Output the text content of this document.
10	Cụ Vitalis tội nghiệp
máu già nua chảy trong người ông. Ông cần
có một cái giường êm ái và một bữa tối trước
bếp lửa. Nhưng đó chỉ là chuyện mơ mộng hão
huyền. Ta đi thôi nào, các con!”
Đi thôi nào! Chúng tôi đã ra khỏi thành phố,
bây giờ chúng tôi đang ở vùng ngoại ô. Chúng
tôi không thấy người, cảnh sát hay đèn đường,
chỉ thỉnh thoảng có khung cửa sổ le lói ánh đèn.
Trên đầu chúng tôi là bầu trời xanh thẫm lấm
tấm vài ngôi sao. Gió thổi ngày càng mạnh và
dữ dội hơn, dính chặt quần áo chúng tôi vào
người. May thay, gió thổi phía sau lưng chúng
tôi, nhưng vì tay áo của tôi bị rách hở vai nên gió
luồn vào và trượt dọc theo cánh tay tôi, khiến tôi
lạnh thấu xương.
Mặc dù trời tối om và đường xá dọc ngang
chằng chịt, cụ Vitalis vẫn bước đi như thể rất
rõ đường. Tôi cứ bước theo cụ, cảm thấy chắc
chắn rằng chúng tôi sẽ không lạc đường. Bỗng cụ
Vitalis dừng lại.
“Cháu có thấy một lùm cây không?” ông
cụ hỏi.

### STATED TASK
Count the lines above that contain the word "đường", and give only that number.

### RESULT FOR THIS EXERCISE
4